[Start of Given information]

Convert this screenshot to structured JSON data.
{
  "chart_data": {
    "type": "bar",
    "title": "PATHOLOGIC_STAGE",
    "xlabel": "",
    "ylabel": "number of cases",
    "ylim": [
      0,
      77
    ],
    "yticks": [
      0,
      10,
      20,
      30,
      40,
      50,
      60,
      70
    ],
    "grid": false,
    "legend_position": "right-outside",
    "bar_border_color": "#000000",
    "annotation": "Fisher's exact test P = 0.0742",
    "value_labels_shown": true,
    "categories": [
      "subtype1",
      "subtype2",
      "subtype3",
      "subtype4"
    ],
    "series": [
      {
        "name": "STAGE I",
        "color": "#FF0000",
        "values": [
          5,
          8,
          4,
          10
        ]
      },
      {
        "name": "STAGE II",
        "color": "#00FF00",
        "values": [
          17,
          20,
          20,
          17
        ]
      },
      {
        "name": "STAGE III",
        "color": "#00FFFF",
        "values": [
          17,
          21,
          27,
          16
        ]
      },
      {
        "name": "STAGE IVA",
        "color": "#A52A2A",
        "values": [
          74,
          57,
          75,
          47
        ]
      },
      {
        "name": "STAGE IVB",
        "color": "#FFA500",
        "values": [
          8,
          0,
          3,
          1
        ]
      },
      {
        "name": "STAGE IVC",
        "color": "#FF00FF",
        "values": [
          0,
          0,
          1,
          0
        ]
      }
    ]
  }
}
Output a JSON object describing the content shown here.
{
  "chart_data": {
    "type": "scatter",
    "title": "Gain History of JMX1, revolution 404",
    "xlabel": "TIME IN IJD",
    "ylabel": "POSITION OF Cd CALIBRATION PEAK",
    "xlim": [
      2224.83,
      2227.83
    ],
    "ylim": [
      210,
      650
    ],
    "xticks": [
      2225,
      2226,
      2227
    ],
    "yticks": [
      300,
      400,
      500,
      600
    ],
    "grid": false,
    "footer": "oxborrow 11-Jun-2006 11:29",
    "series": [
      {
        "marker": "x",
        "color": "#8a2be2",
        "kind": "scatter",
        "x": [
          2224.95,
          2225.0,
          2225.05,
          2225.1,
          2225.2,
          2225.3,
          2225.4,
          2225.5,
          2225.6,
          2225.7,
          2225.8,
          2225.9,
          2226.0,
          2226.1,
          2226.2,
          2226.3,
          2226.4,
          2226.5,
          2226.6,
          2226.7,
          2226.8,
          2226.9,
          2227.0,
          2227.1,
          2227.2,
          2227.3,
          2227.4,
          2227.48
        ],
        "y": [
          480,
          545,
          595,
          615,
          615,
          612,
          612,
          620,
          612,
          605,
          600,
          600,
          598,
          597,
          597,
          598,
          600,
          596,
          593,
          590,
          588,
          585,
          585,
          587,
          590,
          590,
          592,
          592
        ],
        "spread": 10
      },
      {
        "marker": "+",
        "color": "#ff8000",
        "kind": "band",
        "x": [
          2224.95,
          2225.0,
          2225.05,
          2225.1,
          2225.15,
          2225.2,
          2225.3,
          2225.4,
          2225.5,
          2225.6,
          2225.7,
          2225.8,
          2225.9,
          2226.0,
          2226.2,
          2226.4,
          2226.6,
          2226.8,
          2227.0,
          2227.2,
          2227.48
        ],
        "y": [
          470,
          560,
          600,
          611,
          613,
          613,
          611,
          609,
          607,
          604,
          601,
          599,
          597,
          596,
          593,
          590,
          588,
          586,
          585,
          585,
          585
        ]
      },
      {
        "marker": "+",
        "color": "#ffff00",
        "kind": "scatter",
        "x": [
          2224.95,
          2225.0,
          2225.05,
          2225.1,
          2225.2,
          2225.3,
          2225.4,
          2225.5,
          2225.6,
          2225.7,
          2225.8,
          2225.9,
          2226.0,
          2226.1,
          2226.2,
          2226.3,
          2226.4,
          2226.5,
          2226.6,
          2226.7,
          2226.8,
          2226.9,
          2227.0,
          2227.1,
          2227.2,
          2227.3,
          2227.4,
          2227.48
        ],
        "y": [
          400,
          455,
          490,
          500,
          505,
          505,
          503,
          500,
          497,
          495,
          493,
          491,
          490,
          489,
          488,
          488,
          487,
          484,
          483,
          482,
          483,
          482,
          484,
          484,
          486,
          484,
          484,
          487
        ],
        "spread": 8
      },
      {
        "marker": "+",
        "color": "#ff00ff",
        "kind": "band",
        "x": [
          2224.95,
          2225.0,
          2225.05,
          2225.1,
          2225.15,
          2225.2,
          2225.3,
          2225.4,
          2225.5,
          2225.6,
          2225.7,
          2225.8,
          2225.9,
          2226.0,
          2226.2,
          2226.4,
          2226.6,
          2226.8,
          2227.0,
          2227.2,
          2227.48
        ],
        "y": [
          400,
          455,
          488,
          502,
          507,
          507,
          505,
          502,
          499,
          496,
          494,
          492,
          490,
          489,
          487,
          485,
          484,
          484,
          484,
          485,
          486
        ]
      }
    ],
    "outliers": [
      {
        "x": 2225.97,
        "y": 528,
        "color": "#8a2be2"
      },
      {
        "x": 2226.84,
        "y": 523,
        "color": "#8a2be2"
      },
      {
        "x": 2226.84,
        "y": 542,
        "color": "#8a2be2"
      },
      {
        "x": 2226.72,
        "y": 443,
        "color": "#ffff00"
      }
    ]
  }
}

[End of Given information]

**Work to be completed:** Go through the data and return every record exactly.

**Result:**
Convert this screenshot to structured JSON data.
{
  "chart_data": {
    "type": "bar",
    "title": "PATHOLOGIC_STAGE",
    "xlabel": "",
    "ylabel": "number of cases",
    "ylim": [
      0,
      77
    ],
    "yticks": [
      0,
      10,
      20,
      30,
      40,
      50,
      60,
      70
    ],
    "grid": false,
    "legend_position": "right-outside",
    "bar_border_color": "#000000",
    "annotation": "Fisher's exact test P = 0.0742",
    "value_labels_shown": true,
    "categories": [
      "subtype1",
      "subtype2",
      "subtype3",
      "subtype4"
    ],
    "series": [
      {
        "name": "STAGE I",
        "color": "#FF0000",
        "values": [
          5,
          8,
          4,
          10
        ]
      },
      {
        "name": "STAGE II",
        "color": "#00FF00",
        "values": [
          17,
          20,
          20,
          17
        ]
      },
      {
        "name": "STAGE III",
        "color": "#00FFFF",
        "values": [
          17,
          21,
          27,
          16
        ]
      },
      {
        "name": "STAGE IVA",
        "color": "#A52A2A",
        "values": [
          74,
          57,
          75,
          47
        ]
      },
      {
        "name": "STAGE IVB",
        "color": "#FFA500",
        "values": [
          8,
          0,
          3,
          1
        ]
      },
      {
        "name": "STAGE IVC",
        "color": "#FF00FF",
        "values": [
          0,
          0,
          1,
          0
        ]
      }
    ]
  }
}
Output a JSON object describing the content shown here.
{
  "chart_data": {
    "type": "scatter",
    "title": "Gain History of JMX1, revolution 404",
    "xlabel": "TIME IN IJD",
    "ylabel": "POSITION OF Cd CALIBRATION PEAK",
    "xlim": [
      2224.83,
      2227.83
    ],
    "ylim": [
      210,
      650
    ],
    "xticks": [
      2225,
      2226,
      2227
    ],
    "yticks": [
      300,
      400,
      500,
      600
    ],
    "grid": false,
    "footer": "oxborrow 11-Jun-2006 11:29",
    "series": [
      {
        "marker": "x",
        "color": "#8a2be2",
        "kind": "scatter",
        "x": [
          2224.95,
          2225.0,
          2225.05,
          2225.1,
          2225.2,
          2225.3,
          2225.4,
          2225.5,
          2225.6,
          2225.7,
          2225.8,
          2225.9,
          2226.0,
          2226.1,
          2226.2,
          2226.3,
          2226.4,
          2226.5,
          2226.6,
          2226.7,
          2226.8,
          2226.9,
          2227.0,
          2227.1,
          2227.2,
          2227.3,
          2227.4,
          2227.48
        ],
        "y": [
          480,
          545,
          595,
          615,
          615,
          612,
          612,
          620,
          612,
          605,
          600,
          600,
          598,
          597,
          597,
          598,
          600,
          596,
          593,
          590,
          588,
          585,
          585,
          587,
          590,
          590,
          592,
          592
        ],
        "spread": 10
      },
      {
        "marker": "+",
        "color": "#ff8000",
        "kind": "band",
        "x": [
          2224.95,
          2225.0,
          2225.05,
          2225.1,
          2225.15,
          2225.2,
          2225.3,
          2225.4,
          2225.5,
          2225.6,
          2225.7,
          2225.8,
          2225.9,
          2226.0,
          2226.2,
          2226.4,
          2226.6,
          2226.8,
          2227.0,
          2227.2,
          2227.48
        ],
        "y": [
          470,
          560,
          600,
          611,
          613,
          613,
          611,
          609,
          607,
          604,
          601,
          599,
          597,
          596,
          593,
          590,
          588,
          586,
          585,
          585,
          585
        ]
      },
      {
        "marker": "+",
        "color": "#ffff00",
        "kind": "scatter",
        "x": [
          2224.95,
          2225.0,
          2225.05,
          2225.1,
          2225.2,
          2225.3,
          2225.4,
          2225.5,
          2225.6,
          2225.7,
          2225.8,
          2225.9,
          2226.0,
          2226.1,
          2226.2,
          2226.3,
          2226.4,
          2226.5,
          2226.6,
          2226.7,
          2226.8,
          2226.9,
          2227.0,
          2227.1,
          2227.2,
          2227.3,
          2227.4,
          2227.48
        ],
        "y": [
          400,
          455,
          490,
          500,
          505,
          505,
          503,
          500,
          497,
          495,
          493,
          491,
          490,
          489,
          488,
          488,
          487,
          484,
          483,
          482,
          483,
          482,
          484,
          484,
          486,
          484,
          484,
          487
        ],
        "spread": 8
      },
      {
        "marker": "+",
        "color": "#ff00ff",
        "kind": "band",
        "x": [
          2224.95,
          2225.0,
          2225.05,
          2225.1,
          2225.15,
          2225.2,
          2225.3,
          2225.4,
          2225.5,
          2225.6,
          2225.7,
          2225.8,
          2225.9,
          2226.0,
          2226.2,
          2226.4,
          2226.6,
          2226.8,
          2227.0,
          2227.2,
          2227.48
        ],
        "y": [
          400,
          455,
          488,
          502,
          507,
          507,
          505,
          502,
          499,
          496,
          494,
          492,
          490,
          489,
          487,
          485,
          484,
          484,
          484,
          485,
          486
        ]
      }
    ],
    "outliers": [
      {
        "x": 2225.97,
        "y": 528,
        "color": "#8a2be2"
      },
      {
        "x": 2226.84,
        "y": 523,
        "color": "#8a2be2"
      },
      {
        "x": 2226.84,
        "y": 542,
        "color": "#8a2be2"
      },
      {
        "x": 2226.72,
        "y": 443,
        "color": "#ffff00"
      }
    ]
  }
}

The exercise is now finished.